▶

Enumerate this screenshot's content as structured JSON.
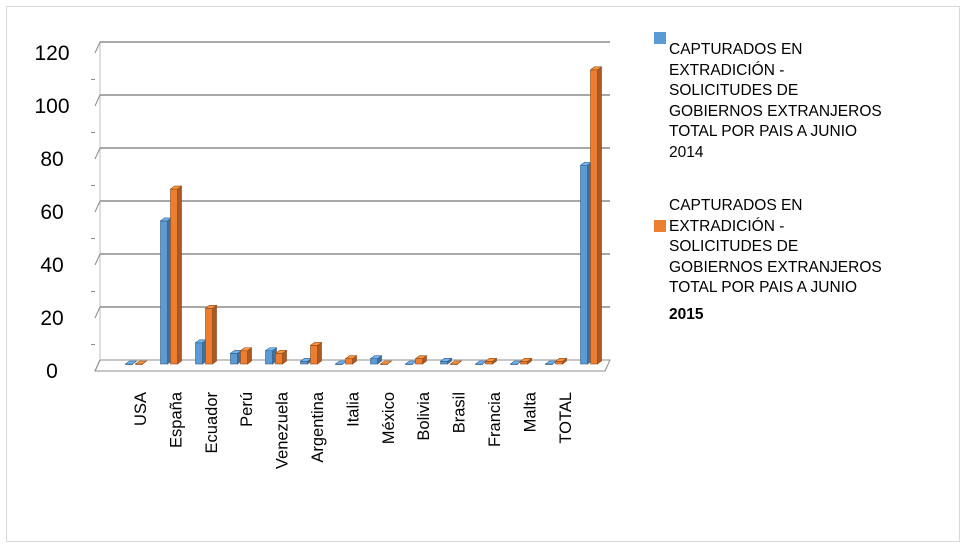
{
  "chart_data": {
    "type": "bar",
    "style": "3d-clustered-column",
    "categories": [
      "USA",
      "España",
      "Ecuador",
      "Perú",
      "Venezuela",
      "Argentina",
      "Italia",
      "México",
      "Bolivia",
      "Brasil",
      "Francia",
      "Malta",
      "TOTAL",
      ""
    ],
    "series": [
      {
        "name": "CAPTURADOS EN EXTRADICIÓN - SOLICITUDES DE GOBIERNOS EXTRANJEROS TOTAL POR PAIS A JUNIO 2014",
        "color": "#5b9bd5",
        "values": [
          0,
          54,
          8,
          4,
          5,
          1,
          0,
          2,
          0,
          1,
          0,
          0,
          0,
          75
        ]
      },
      {
        "name": "CAPTURADOS EN EXTRADICIÓN - SOLICITUDES DE GOBIERNOS EXTRANJEROS TOTAL POR PAIS A JUNIO 2015",
        "color": "#ed7d31",
        "values": [
          0,
          66,
          21,
          5,
          4,
          7,
          2,
          0,
          2,
          0,
          1,
          1,
          1,
          111
        ]
      }
    ],
    "y_ticks": [
      "0",
      "20",
      "40",
      "60",
      "80",
      "100",
      "120"
    ],
    "ylim": [
      0,
      120
    ],
    "grid": true,
    "legend_position": "right",
    "title": "",
    "xlabel": "",
    "ylabel": ""
  },
  "legend": {
    "series1_text": "CAPTURADOS EN\nEXTRADICIÓN -\nSOLICITUDES DE\nGOBIERNOS EXTRANJEROS\nTOTAL POR PAIS A JUNIO\n2014",
    "series2_text": "CAPTURADOS EN\nEXTRADICIÓN -\nSOLICITUDES DE\nGOBIERNOS EXTRANJEROS\nTOTAL POR PAIS A JUNIO",
    "series2_year": "2015"
  }
}
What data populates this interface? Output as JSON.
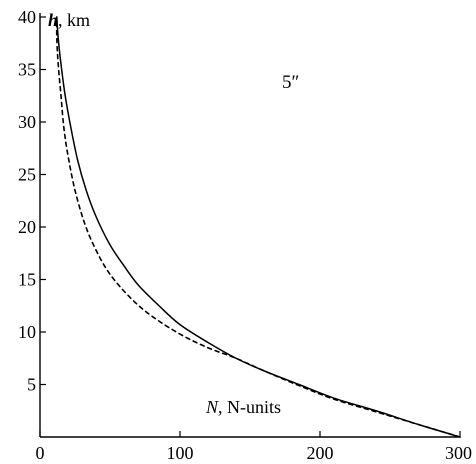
{
  "chart_data": {
    "type": "line",
    "title": "",
    "xlabel": "",
    "ylabel": "",
    "xlim": [
      0,
      300
    ],
    "ylim": [
      0,
      40
    ],
    "x_ticks": [
      "0",
      "100",
      "200",
      "300"
    ],
    "y_ticks": [
      "5",
      "10",
      "15",
      "20",
      "25",
      "30",
      "35",
      "40"
    ],
    "grid": false,
    "annotations": {
      "y_axis_label_var": "h",
      "y_axis_label_unit": ", km",
      "x_axis_label_var": "N",
      "x_axis_label_unit": ", N-units",
      "angle_note": "5″"
    },
    "series": [
      {
        "style": "solid",
        "color": "#000000",
        "points": [
          [
            300,
            0
          ],
          [
            270,
            1.2
          ],
          [
            240,
            2.5
          ],
          [
            210,
            3.7
          ],
          [
            185,
            5.0
          ],
          [
            160,
            6.3
          ],
          [
            140,
            7.5
          ],
          [
            120,
            9.0
          ],
          [
            100,
            10.7
          ],
          [
            85,
            12.5
          ],
          [
            70,
            14.5
          ],
          [
            60,
            16.3
          ],
          [
            50,
            18.3
          ],
          [
            40,
            21.0
          ],
          [
            33,
            23.5
          ],
          [
            27,
            26.3
          ],
          [
            22,
            29.5
          ],
          [
            18,
            32.5
          ],
          [
            15,
            35.5
          ],
          [
            13,
            38.0
          ],
          [
            12,
            40.0
          ]
        ]
      },
      {
        "style": "dashed",
        "color": "#000000",
        "points": [
          [
            300,
            0
          ],
          [
            270,
            1.2
          ],
          [
            240,
            2.4
          ],
          [
            210,
            3.6
          ],
          [
            185,
            4.9
          ],
          [
            160,
            6.3
          ],
          [
            140,
            7.5
          ],
          [
            120,
            8.5
          ],
          [
            100,
            9.8
          ],
          [
            80,
            11.5
          ],
          [
            65,
            13.2
          ],
          [
            50,
            15.5
          ],
          [
            40,
            17.8
          ],
          [
            32,
            20.3
          ],
          [
            25,
            23.5
          ],
          [
            20,
            26.8
          ],
          [
            17,
            29.5
          ],
          [
            15,
            32.5
          ],
          [
            13,
            35.5
          ],
          [
            12,
            38.0
          ],
          [
            12,
            40.0
          ]
        ]
      }
    ]
  }
}
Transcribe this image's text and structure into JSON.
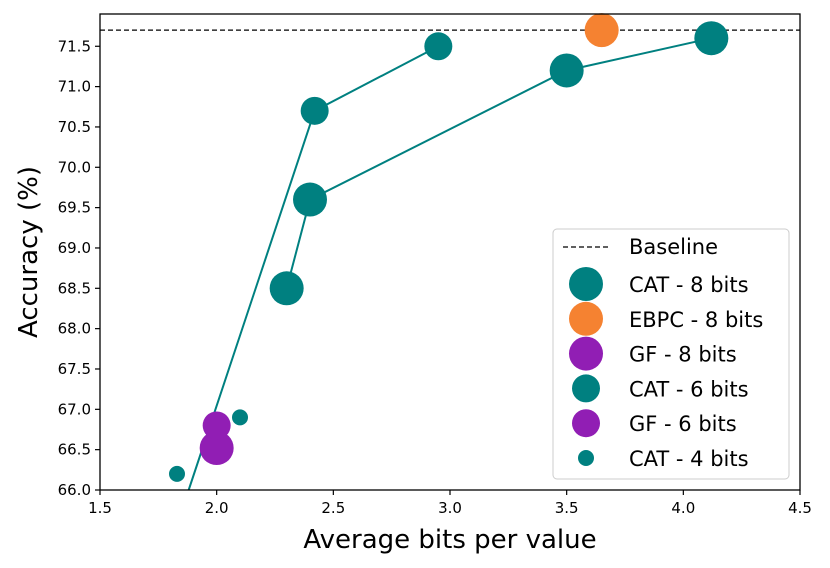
{
  "chart_data": {
    "type": "scatter",
    "title": "",
    "xlabel": "Average bits per value",
    "ylabel": "Accuracy (%)",
    "xlim": [
      1.5,
      4.5
    ],
    "ylim": [
      66.0,
      71.9
    ],
    "xticks": [
      "1.5",
      "2.0",
      "2.5",
      "3.0",
      "3.5",
      "4.0",
      "4.5"
    ],
    "yticks": [
      "66.0",
      "66.5",
      "67.0",
      "67.5",
      "68.0",
      "68.5",
      "69.0",
      "69.5",
      "70.0",
      "70.5",
      "71.0",
      "71.5"
    ],
    "grid": false,
    "legend_position": "lower-right",
    "baseline": {
      "name": "Baseline",
      "value": 71.7
    },
    "series": [
      {
        "name": "CAT - 8 bits",
        "color": "#008080",
        "marker_size": "large",
        "points": [
          [
            2.3,
            68.5
          ],
          [
            2.4,
            69.6
          ],
          [
            3.5,
            71.2
          ],
          [
            4.12,
            71.6
          ]
        ]
      },
      {
        "name": "EBPC - 8 bits",
        "color": "#f58231",
        "marker_size": "large",
        "points": [
          [
            3.65,
            71.7
          ]
        ]
      },
      {
        "name": "GF - 8 bits",
        "color": "#911eb4",
        "marker_size": "large",
        "points": [
          [
            2.0,
            66.52
          ]
        ]
      },
      {
        "name": "CAT - 6 bits",
        "color": "#008080",
        "marker_size": "medium",
        "points": [
          [
            2.42,
            70.7
          ],
          [
            2.95,
            71.5
          ]
        ]
      },
      {
        "name": "GF - 6 bits",
        "color": "#911eb4",
        "marker_size": "medium",
        "points": [
          [
            2.0,
            66.8
          ]
        ]
      },
      {
        "name": "CAT - 4 bits",
        "color": "#008080",
        "marker_size": "small",
        "points": [
          [
            1.83,
            66.2
          ],
          [
            2.1,
            66.9
          ]
        ]
      }
    ],
    "lines": [
      {
        "color": "#008080",
        "points": [
          [
            1.88,
            66.0
          ],
          [
            2.42,
            70.7
          ],
          [
            2.95,
            71.5
          ]
        ]
      },
      {
        "color": "#008080",
        "points": [
          [
            2.3,
            68.5
          ],
          [
            2.4,
            69.6
          ],
          [
            3.5,
            71.2
          ],
          [
            4.12,
            71.6
          ]
        ]
      }
    ]
  }
}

◀

- **What needs to be done**: Return the number of lines that include the word "this", and nothing else.

- **Written answer**: 3